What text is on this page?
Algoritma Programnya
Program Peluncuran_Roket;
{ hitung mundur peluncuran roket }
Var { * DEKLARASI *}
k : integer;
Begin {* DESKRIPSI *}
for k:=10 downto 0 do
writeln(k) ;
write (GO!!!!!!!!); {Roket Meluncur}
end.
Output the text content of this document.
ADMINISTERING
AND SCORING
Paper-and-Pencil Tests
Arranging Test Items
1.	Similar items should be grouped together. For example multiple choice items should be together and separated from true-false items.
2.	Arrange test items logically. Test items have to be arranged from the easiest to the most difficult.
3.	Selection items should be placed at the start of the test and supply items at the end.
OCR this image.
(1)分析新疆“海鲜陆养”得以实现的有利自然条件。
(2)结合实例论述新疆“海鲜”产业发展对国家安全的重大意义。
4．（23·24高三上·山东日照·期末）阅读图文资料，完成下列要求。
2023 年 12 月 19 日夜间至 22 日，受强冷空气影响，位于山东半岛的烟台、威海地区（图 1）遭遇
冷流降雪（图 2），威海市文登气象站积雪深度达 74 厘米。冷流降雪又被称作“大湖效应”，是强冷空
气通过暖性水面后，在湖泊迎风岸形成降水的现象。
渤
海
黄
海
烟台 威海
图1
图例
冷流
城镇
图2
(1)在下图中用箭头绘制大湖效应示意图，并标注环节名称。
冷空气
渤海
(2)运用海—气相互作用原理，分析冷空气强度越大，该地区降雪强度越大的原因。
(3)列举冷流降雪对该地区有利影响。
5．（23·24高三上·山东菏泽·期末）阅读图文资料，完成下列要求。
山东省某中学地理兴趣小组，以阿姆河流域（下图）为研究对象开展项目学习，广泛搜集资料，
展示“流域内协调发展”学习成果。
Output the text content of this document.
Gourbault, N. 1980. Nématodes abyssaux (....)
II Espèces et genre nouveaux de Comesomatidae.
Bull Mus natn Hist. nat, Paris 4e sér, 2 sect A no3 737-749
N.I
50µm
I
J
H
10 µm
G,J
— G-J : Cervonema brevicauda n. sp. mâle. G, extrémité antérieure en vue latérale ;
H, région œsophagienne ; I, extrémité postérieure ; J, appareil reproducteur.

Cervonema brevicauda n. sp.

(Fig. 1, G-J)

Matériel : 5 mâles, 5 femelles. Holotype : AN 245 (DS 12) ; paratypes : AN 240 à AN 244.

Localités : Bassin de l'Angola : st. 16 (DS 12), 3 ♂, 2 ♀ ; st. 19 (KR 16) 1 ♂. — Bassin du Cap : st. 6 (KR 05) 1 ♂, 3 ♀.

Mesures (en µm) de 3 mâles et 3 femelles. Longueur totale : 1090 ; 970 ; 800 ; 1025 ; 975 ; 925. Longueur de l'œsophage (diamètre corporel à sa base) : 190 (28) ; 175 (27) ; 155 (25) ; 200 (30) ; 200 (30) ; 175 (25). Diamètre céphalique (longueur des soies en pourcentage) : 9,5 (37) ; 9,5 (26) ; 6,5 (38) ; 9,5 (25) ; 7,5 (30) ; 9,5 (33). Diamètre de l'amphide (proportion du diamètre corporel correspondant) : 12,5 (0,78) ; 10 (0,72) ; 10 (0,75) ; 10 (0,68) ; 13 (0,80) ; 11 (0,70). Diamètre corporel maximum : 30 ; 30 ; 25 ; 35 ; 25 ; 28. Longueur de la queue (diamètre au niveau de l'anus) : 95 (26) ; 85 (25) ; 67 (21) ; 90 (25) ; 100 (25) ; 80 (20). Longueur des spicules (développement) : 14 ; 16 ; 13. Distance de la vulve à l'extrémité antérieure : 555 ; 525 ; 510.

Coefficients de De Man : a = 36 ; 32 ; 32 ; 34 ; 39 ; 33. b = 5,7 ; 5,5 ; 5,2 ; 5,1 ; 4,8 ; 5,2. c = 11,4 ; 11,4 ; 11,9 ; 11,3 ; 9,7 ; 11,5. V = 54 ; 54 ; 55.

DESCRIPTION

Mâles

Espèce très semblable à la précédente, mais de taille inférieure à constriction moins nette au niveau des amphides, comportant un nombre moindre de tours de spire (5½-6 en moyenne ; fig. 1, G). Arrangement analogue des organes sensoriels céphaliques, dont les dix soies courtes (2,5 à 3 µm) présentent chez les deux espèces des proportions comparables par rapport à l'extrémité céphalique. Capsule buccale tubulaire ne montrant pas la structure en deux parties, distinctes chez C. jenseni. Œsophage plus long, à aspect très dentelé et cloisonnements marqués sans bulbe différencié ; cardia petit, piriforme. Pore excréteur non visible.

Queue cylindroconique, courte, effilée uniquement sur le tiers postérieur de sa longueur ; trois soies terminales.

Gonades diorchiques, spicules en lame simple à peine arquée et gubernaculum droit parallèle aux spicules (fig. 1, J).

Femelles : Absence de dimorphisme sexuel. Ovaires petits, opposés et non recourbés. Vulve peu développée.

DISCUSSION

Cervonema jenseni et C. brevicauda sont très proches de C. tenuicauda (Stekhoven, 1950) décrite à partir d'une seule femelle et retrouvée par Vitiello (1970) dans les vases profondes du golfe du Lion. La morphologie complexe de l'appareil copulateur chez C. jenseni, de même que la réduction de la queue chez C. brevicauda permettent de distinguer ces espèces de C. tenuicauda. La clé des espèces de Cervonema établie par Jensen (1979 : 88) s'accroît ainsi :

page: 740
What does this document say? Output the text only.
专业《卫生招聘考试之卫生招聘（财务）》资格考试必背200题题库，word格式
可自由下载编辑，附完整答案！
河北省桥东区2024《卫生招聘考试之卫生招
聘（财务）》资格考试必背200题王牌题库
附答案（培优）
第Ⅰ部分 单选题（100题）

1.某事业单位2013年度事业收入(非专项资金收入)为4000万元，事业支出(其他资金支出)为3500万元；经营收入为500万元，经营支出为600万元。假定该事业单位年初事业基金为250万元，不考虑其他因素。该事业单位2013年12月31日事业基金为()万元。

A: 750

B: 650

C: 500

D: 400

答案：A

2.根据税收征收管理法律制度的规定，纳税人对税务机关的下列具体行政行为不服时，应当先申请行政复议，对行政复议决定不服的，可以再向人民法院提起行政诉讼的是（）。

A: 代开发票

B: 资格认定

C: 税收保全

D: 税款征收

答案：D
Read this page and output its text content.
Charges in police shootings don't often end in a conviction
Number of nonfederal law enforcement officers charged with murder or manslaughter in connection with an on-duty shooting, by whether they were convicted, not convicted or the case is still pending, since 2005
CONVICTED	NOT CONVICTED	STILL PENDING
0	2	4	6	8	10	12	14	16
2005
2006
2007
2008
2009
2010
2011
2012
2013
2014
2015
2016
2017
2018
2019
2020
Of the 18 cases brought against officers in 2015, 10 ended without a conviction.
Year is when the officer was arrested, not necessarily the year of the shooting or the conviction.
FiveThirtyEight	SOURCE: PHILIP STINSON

---+---

# [Instruction]
All of the entries need to be reproduced exactly; please write them out.

# [Correct output]
What text is on this page?
Algoritma Programnya
Program Peluncuran_Roket;
{ hitung mundur peluncuran roket }
Var { * DEKLARASI *}
k : integer;
Begin {* DESKRIPSI *}
for k:=10 downto 0 do
writeln(k) ;
write (GO!!!!!!!!); {Roket Meluncur}
end.
Output the text content of this document.
ADMINISTERING
AND SCORING
Paper-and-Pencil Tests
Arranging Test Items
1.	Similar items should be grouped together. For example multiple choice items should be together and separated from true-false items.
2.	Arrange test items logically. Test items have to be arranged from the easiest to the most difficult.
3.	Selection items should be placed at the start of the test and supply items at the end.
OCR this image.
(1)分析新疆“海鲜陆养”得以实现的有利自然条件。
(2)结合实例论述新疆“海鲜”产业发展对国家安全的重大意义。
4．（23·24高三上·山东日照·期末）阅读图文资料，完成下列要求。
2023 年 12 月 19 日夜间至 22 日，受强冷空气影响，位于山东半岛的烟台、威海地区（图 1）遭遇
冷流降雪（图 2），威海市文登气象站积雪深度达 74 厘米。冷流降雪又被称作“大湖效应”，是强冷空
气通过暖性水面后，在湖泊迎风岸形成降水的现象。
渤
海
黄
海
烟台 威海
图1
图例
冷流
城镇
图2
(1)在下图中用箭头绘制大湖效应示意图，并标注环节名称。
冷空气
渤海
(2)运用海—气相互作用原理，分析冷空气强度越大，该地区降雪强度越大的原因。
(3)列举冷流降雪对该地区有利影响。
5．（23·24高三上·山东菏泽·期末）阅读图文资料，完成下列要求。
山东省某中学地理兴趣小组，以阿姆河流域（下图）为研究对象开展项目学习，广泛搜集资料，
展示“流域内协调发展”学习成果。
Output the text content of this document.
Gourbault, N. 1980. Nématodes abyssaux (....)
II Espèces et genre nouveaux de Comesomatidae.
Bull Mus natn Hist. nat, Paris 4e sér, 2 sect A no3 737-749
N.I
50µm
I
J
H
10 µm
G,J
— G-J : Cervonema brevicauda n. sp. mâle. G, extrémité antérieure en vue latérale ;
H, région œsophagienne ; I, extrémité postérieure ; J, appareil reproducteur.

Cervonema brevicauda n. sp.

(Fig. 1, G-J)

Matériel : 5 mâles, 5 femelles. Holotype : AN 245 (DS 12) ; paratypes : AN 240 à AN 244.

Localités : Bassin de l'Angola : st. 16 (DS 12), 3 ♂, 2 ♀ ; st. 19 (KR 16) 1 ♂. — Bassin du Cap : st. 6 (KR 05) 1 ♂, 3 ♀.

Mesures (en µm) de 3 mâles et 3 femelles. Longueur totale : 1090 ; 970 ; 800 ; 1025 ; 975 ; 925. Longueur de l'œsophage (diamètre corporel à sa base) : 190 (28) ; 175 (27) ; 155 (25) ; 200 (30) ; 200 (30) ; 175 (25). Diamètre céphalique (longueur des soies en pourcentage) : 9,5 (37) ; 9,5 (26) ; 6,5 (38) ; 9,5 (25) ; 7,5 (30) ; 9,5 (33). Diamètre de l'amphide (proportion du diamètre corporel correspondant) : 12,5 (0,78) ; 10 (0,72) ; 10 (0,75) ; 10 (0,68) ; 13 (0,80) ; 11 (0,70). Diamètre corporel maximum : 30 ; 30 ; 25 ; 35 ; 25 ; 28. Longueur de la queue (diamètre au niveau de l'anus) : 95 (26) ; 85 (25) ; 67 (21) ; 90 (25) ; 100 (25) ; 80 (20). Longueur des spicules (développement) : 14 ; 16 ; 13. Distance de la vulve à l'extrémité antérieure : 555 ; 525 ; 510.

Coefficients de De Man : a = 36 ; 32 ; 32 ; 34 ; 39 ; 33. b = 5,7 ; 5,5 ; 5,2 ; 5,1 ; 4,8 ; 5,2. c = 11,4 ; 11,4 ; 11,9 ; 11,3 ; 9,7 ; 11,5. V = 54 ; 54 ; 55.

DESCRIPTION

Mâles

Espèce très semblable à la précédente, mais de taille inférieure à constriction moins nette au niveau des amphides, comportant un nombre moindre de tours de spire (5½-6 en moyenne ; fig. 1, G). Arrangement analogue des organes sensoriels céphaliques, dont les dix soies courtes (2,5 à 3 µm) présentent chez les deux espèces des proportions comparables par rapport à l'extrémité céphalique. Capsule buccale tubulaire ne montrant pas la structure en deux parties, distinctes chez C. jenseni. Œsophage plus long, à aspect très dentelé et cloisonnements marqués sans bulbe différencié ; cardia petit, piriforme. Pore excréteur non visible.

Queue cylindroconique, courte, effilée uniquement sur le tiers postérieur de sa longueur ; trois soies terminales.

Gonades diorchiques, spicules en lame simple à peine arquée et gubernaculum droit parallèle aux spicules (fig. 1, J).

Femelles : Absence de dimorphisme sexuel. Ovaires petits, opposés et non recourbés. Vulve peu développée.

DISCUSSION

Cervonema jenseni et C. brevicauda sont très proches de C. tenuicauda (Stekhoven, 1950) décrite à partir d'une seule femelle et retrouvée par Vitiello (1970) dans les vases profondes du golfe du Lion. La morphologie complexe de l'appareil copulateur chez C. jenseni, de même que la réduction de la queue chez C. brevicauda permettent de distinguer ces espèces de C. tenuicauda. La clé des espèces de Cervonema établie par Jensen (1979 : 88) s'accroît ainsi :

page: 740
What does this document say? Output the text only.
专业《卫生招聘考试之卫生招聘（财务）》资格考试必背200题题库，word格式
可自由下载编辑，附完整答案！
河北省桥东区2024《卫生招聘考试之卫生招
聘（财务）》资格考试必背200题王牌题库
附答案（培优）
第Ⅰ部分 单选题（100题）

1.某事业单位2013年度事业收入(非专项资金收入)为4000万元，事业支出(其他资金支出)为3500万元；经营收入为500万元，经营支出为600万元。假定该事业单位年初事业基金为250万元，不考虑其他因素。该事业单位2013年12月31日事业基金为()万元。

A: 750

B: 650

C: 500

D: 400

答案：A

2.根据税收征收管理法律制度的规定，纳税人对税务机关的下列具体行政行为不服时，应当先申请行政复议，对行政复议决定不服的，可以再向人民法院提起行政诉讼的是（）。

A: 代开发票

B: 资格认定

C: 税收保全

D: 税款征收

答案：D
Read this page and output its text content.
Charges in police shootings don't often end in a conviction
Number of nonfederal law enforcement officers charged with murder or manslaughter in connection with an on-duty shooting, by whether they were convicted, not convicted or the case is still pending, since 2005
CONVICTED	NOT CONVICTED	STILL PENDING
0	2	4	6	8	10	12	14	16
2005
2006
2007
2008
2009
2010
2011
2012
2013
2014
2015
2016
2017
2018
2019
2020
Of the 18 cases brought against officers in 2015, 10 ended without a conviction.
Year is when the officer was arrested, not necessarily the year of the shooting or the conviction.
FiveThirtyEight	SOURCE: PHILIP STINSON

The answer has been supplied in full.